▶ _TASK STATEMENT_
Please return the full listing below without altering anything.

▶ _DATA IN THIS EXERCISE_

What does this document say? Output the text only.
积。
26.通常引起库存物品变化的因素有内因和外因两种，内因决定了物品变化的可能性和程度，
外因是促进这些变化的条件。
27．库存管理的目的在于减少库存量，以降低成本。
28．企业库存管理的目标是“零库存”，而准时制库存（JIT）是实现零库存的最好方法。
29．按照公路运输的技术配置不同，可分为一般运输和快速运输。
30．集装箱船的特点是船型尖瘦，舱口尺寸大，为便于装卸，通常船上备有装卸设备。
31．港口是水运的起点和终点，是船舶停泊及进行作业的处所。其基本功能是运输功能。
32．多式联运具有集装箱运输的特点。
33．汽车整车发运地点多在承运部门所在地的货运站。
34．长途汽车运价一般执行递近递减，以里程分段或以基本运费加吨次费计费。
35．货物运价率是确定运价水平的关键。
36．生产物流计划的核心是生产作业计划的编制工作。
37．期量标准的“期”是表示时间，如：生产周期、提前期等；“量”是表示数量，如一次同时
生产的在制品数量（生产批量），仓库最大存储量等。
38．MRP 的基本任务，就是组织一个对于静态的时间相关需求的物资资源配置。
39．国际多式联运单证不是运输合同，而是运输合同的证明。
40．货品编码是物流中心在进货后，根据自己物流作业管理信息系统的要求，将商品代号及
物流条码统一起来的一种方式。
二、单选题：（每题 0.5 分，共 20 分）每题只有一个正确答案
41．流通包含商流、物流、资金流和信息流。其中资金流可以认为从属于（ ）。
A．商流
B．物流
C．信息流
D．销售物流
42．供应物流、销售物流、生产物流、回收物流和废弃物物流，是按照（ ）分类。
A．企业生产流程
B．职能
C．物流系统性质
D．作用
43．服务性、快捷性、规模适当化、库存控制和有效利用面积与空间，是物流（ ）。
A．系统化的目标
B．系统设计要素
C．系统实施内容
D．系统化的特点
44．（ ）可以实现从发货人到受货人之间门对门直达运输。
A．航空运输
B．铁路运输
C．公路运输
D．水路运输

▶ _WORKED SOLUTION_
What does this document say? Output the text only.
积。
26.通常引起库存物品变化的因素有内因和外因两种，内因决定了物品变化的可能性和程度，
外因是促进这些变化的条件。
27．库存管理的目的在于减少库存量，以降低成本。
28．企业库存管理的目标是“零库存”，而准时制库存（JIT）是实现零库存的最好方法。
29．按照公路运输的技术配置不同，可分为一般运输和快速运输。
30．集装箱船的特点是船型尖瘦，舱口尺寸大，为便于装卸，通常船上备有装卸设备。
31．港口是水运的起点和终点，是船舶停泊及进行作业的处所。其基本功能是运输功能。
32．多式联运具有集装箱运输的特点。
33．汽车整车发运地点多在承运部门所在地的货运站。
34．长途汽车运价一般执行递近递减，以里程分段或以基本运费加吨次费计费。
35．货物运价率是确定运价水平的关键。
36．生产物流计划的核心是生产作业计划的编制工作。
37．期量标准的“期”是表示时间，如：生产周期、提前期等；“量”是表示数量，如一次同时
生产的在制品数量（生产批量），仓库最大存储量等。
38．MRP 的基本任务，就是组织一个对于静态的时间相关需求的物资资源配置。
39．国际多式联运单证不是运输合同，而是运输合同的证明。
40．货品编码是物流中心在进货后，根据自己物流作业管理信息系统的要求，将商品代号及
物流条码统一起来的一种方式。
二、单选题：（每题 0.5 分，共 20 分）每题只有一个正确答案
41．流通包含商流、物流、资金流和信息流。其中资金流可以认为从属于（ ）。
A．商流
B．物流
C．信息流
D．销售物流
42．供应物流、销售物流、生产物流、回收物流和废弃物物流，是按照（ ）分类。
A．企业生产流程
B．职能
C．物流系统性质
D．作用
43．服务性、快捷性、规模适当化、库存控制和有效利用面积与空间，是物流（ ）。
A．系统化的目标
B．系统设计要素
C．系统实施内容
D．系统化的特点
44．（ ）可以实现从发货人到受货人之间门对门直达运输。
A．航空运输
B．铁路运输
C．公路运输
D．水路运输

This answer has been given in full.